All lines holding the string "intelligente" are to be shown.

§ **PROVIDED DATA**
========================
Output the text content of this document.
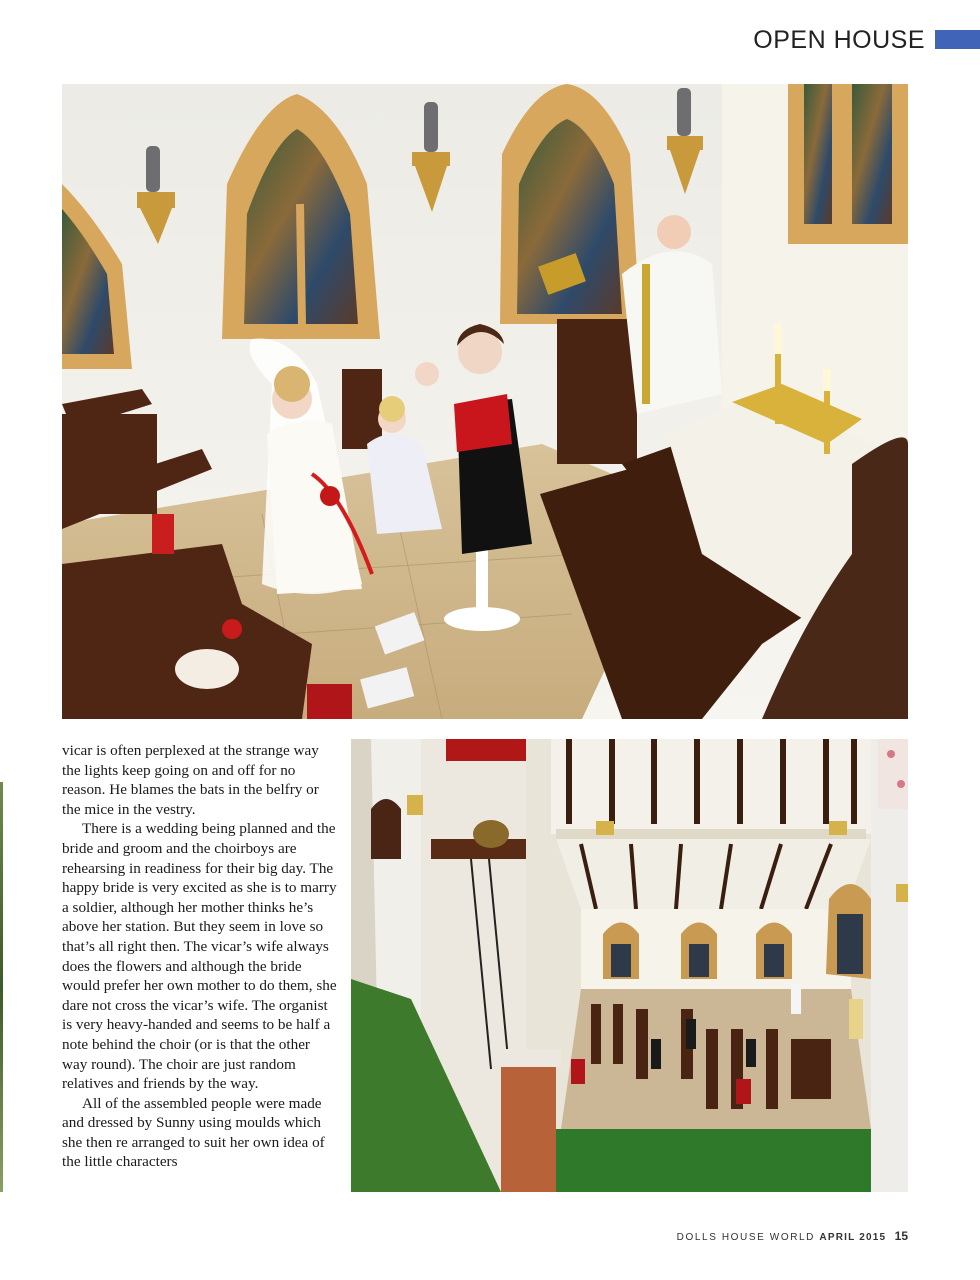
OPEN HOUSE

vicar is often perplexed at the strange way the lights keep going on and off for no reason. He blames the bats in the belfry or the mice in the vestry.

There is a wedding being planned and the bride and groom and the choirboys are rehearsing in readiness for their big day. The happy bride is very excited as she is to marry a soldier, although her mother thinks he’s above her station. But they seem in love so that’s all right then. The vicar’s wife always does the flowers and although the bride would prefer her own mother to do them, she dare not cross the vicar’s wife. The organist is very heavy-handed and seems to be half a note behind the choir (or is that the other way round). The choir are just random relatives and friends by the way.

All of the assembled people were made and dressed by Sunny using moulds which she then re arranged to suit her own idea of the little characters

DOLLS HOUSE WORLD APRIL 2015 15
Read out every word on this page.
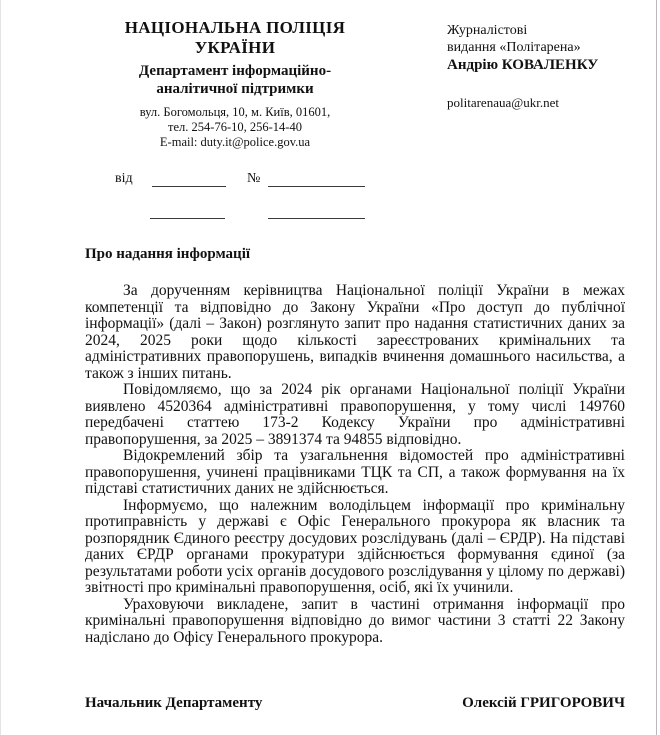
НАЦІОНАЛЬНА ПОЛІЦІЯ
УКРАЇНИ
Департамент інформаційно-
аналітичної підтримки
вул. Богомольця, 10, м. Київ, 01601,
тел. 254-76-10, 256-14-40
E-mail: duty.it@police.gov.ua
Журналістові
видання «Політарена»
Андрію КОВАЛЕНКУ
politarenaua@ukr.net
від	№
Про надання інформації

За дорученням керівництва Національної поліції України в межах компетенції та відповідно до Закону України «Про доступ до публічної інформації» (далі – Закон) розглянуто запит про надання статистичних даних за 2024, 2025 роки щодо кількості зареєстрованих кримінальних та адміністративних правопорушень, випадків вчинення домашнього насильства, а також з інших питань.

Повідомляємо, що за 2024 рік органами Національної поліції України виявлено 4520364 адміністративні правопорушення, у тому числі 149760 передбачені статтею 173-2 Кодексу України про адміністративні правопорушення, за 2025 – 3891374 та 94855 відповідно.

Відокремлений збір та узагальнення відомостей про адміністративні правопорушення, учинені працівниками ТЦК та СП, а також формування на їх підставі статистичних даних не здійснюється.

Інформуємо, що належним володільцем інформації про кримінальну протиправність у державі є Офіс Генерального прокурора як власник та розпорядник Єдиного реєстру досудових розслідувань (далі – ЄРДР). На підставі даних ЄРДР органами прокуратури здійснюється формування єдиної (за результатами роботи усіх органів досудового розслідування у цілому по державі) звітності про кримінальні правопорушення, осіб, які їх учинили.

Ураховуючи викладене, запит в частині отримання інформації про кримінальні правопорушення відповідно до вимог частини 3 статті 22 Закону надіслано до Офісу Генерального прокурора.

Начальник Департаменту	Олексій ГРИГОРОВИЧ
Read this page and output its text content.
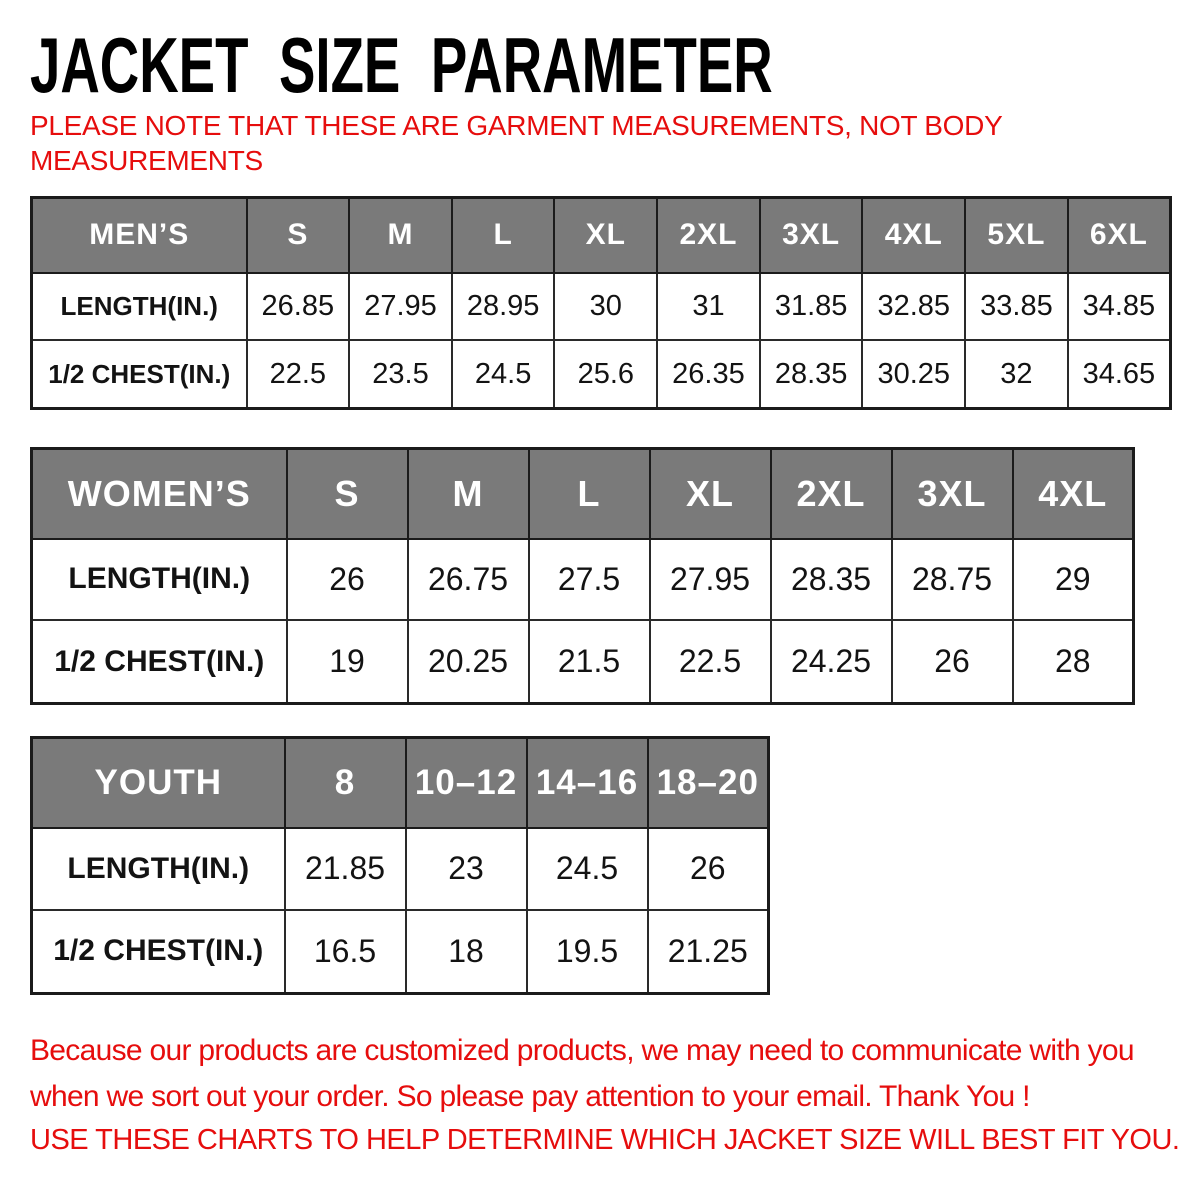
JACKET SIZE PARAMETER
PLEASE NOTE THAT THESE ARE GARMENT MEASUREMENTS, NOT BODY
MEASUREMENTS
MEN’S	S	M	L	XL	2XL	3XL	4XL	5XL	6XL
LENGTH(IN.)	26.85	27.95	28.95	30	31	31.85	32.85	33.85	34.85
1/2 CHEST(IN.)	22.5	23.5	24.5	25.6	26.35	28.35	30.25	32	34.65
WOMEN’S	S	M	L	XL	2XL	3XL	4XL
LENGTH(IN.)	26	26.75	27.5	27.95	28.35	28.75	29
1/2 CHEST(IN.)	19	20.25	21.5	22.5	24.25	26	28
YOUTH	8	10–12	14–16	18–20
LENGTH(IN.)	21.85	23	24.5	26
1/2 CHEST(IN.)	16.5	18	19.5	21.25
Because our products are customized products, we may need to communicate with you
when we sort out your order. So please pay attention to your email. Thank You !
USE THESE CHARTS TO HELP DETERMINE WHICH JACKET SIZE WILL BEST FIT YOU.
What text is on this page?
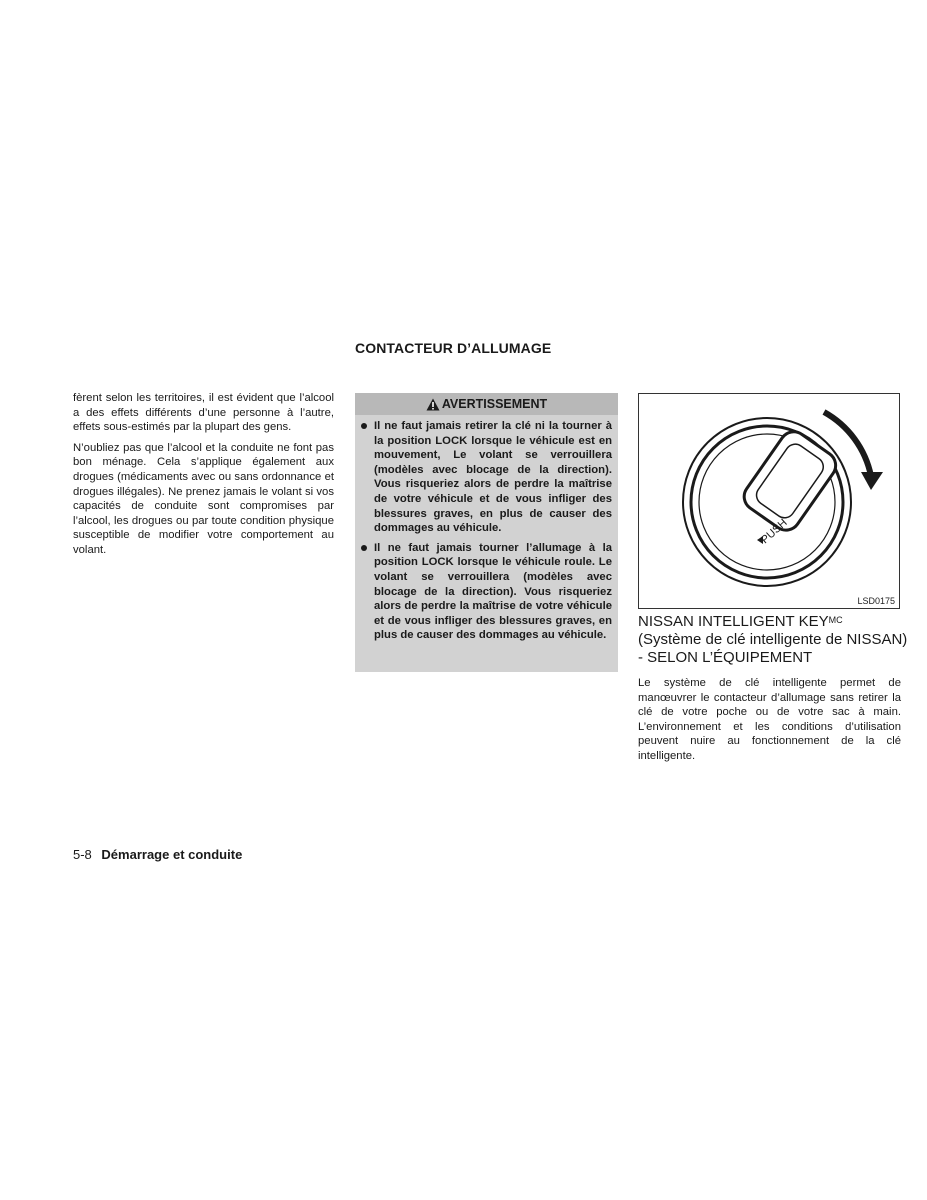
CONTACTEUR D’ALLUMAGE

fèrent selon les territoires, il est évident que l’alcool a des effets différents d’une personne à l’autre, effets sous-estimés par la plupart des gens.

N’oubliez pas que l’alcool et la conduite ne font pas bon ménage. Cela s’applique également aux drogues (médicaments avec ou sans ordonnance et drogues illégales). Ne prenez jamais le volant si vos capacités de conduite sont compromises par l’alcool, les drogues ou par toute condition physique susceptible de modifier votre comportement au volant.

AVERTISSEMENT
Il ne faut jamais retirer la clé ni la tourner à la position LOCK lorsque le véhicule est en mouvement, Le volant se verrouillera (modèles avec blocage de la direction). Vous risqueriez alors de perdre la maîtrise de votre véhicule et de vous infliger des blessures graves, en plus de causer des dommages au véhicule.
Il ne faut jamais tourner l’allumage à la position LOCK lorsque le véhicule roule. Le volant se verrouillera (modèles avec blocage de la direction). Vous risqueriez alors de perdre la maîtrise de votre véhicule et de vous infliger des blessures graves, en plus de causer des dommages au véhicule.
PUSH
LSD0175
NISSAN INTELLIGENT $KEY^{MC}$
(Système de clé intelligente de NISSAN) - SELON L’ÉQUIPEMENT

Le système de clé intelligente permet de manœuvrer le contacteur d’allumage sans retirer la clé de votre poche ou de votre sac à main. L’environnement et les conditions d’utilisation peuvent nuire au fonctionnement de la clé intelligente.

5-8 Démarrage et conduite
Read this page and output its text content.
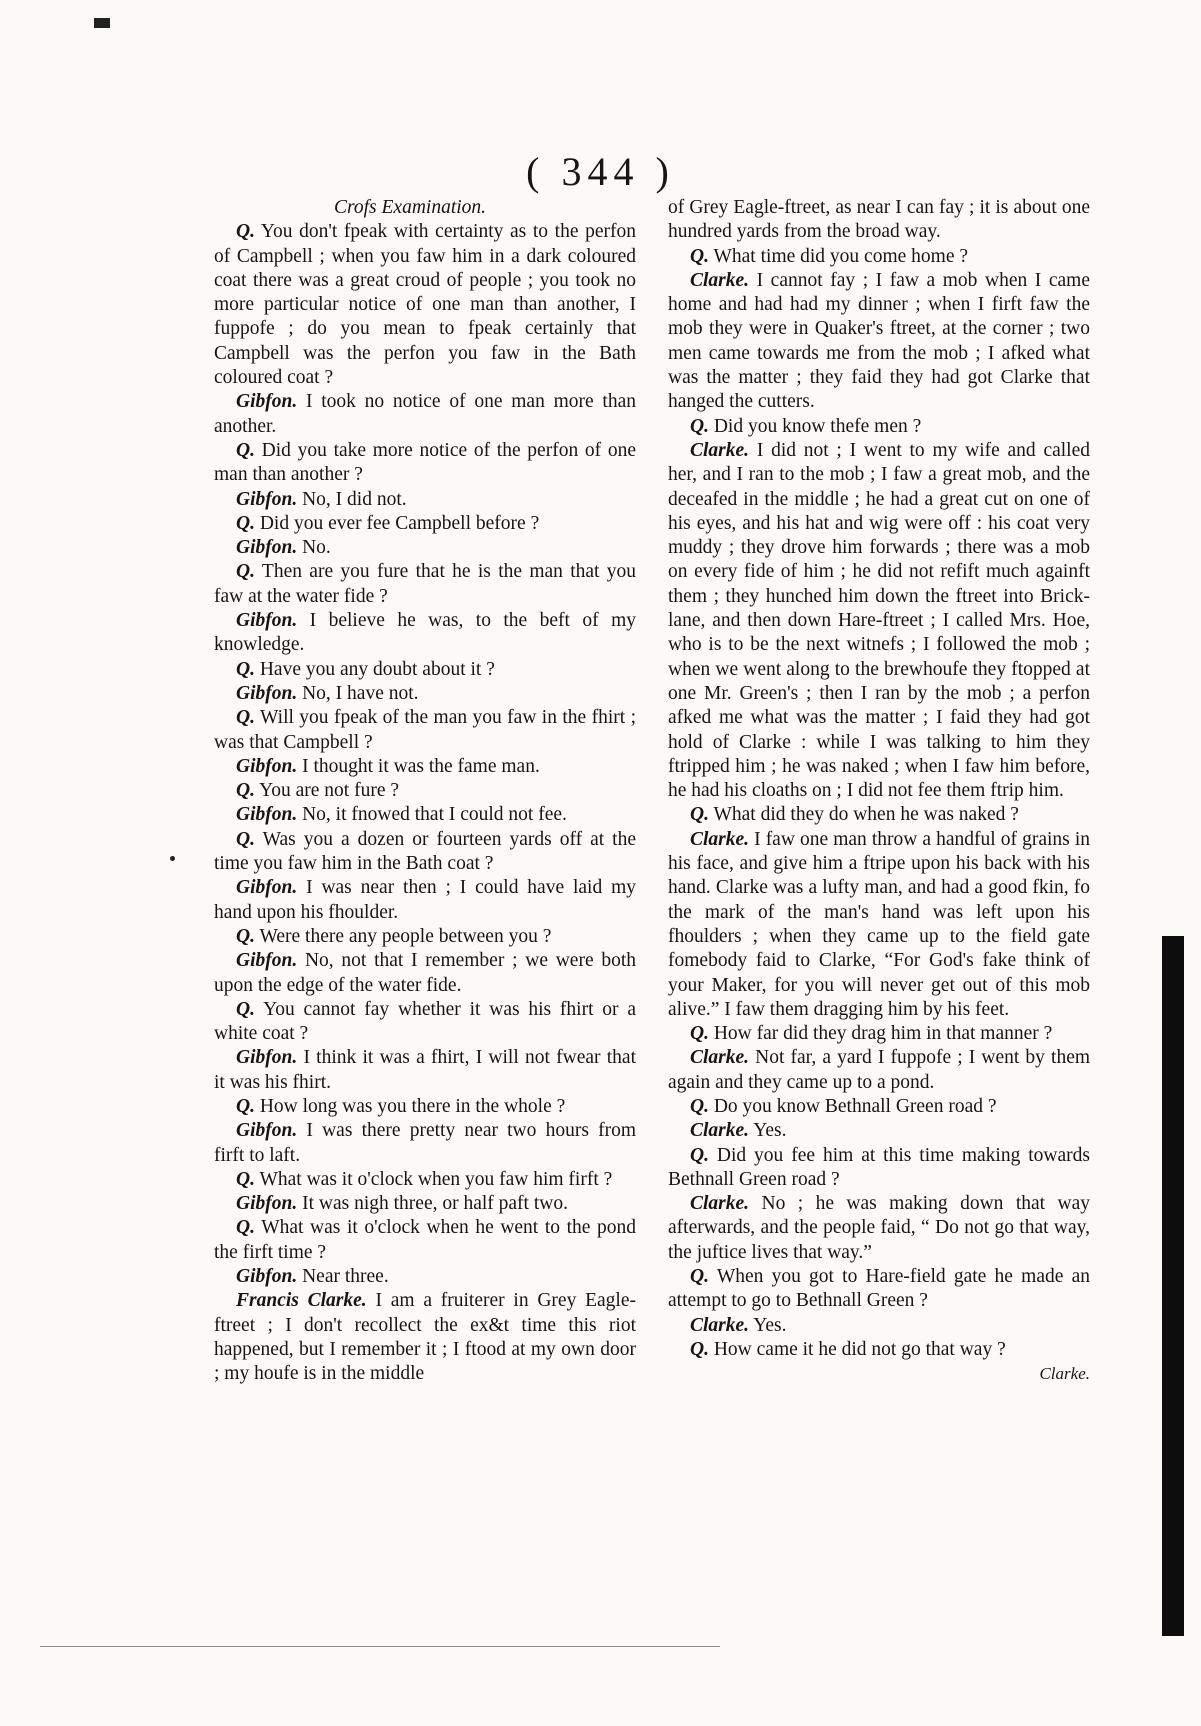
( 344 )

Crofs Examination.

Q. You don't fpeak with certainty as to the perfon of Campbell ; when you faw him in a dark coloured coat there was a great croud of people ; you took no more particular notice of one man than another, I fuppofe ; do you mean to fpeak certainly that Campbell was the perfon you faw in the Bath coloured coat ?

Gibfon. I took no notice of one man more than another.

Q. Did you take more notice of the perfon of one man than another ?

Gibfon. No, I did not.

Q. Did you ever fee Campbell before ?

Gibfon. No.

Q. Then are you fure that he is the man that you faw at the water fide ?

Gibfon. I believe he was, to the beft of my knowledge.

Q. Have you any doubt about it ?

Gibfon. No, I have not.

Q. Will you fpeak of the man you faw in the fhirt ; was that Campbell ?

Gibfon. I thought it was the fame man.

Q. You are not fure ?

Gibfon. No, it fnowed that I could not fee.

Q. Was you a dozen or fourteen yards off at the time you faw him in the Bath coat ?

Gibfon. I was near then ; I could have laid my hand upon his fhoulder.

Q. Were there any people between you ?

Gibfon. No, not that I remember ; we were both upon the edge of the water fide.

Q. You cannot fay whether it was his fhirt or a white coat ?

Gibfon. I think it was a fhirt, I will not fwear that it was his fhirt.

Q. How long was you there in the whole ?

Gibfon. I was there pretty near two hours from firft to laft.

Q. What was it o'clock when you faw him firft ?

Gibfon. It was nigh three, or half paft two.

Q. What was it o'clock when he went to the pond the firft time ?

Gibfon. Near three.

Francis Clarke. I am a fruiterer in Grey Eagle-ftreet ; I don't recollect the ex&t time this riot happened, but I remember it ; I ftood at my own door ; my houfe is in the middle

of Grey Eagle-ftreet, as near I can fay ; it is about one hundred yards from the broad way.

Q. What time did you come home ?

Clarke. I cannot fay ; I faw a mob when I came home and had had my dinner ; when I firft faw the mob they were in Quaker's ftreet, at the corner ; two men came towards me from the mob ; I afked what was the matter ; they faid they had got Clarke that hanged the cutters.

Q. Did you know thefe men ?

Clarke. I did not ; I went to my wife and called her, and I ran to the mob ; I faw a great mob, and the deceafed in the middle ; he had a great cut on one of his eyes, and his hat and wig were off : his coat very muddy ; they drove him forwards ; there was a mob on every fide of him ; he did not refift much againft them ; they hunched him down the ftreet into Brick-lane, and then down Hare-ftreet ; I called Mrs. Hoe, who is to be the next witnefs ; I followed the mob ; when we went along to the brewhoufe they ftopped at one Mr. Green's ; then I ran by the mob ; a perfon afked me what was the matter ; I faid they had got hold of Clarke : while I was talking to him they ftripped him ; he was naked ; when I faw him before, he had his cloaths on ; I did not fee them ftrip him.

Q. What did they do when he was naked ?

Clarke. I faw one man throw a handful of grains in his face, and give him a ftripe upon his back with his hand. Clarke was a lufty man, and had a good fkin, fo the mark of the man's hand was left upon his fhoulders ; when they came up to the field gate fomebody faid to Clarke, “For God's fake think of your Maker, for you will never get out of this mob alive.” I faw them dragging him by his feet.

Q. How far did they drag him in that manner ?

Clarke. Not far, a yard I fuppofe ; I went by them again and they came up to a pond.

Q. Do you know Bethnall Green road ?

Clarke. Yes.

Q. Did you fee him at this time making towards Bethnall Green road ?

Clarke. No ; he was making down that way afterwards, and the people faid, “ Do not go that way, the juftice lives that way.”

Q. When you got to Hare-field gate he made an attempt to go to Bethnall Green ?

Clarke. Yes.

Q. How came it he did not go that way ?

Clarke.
========================
§ **FINAL ANSWER**
(Système de clé intelligente de NISSAN) - SELON L’ÉQUIPEMENT
Le système de clé intelligente permet de manœuvrer le contacteur d’allumage sans retirer la clé de votre poche ou de votre sac à main. L’environnement et les conditions d’utilisation peuvent nuire au fonctionnement de la clé intelligente.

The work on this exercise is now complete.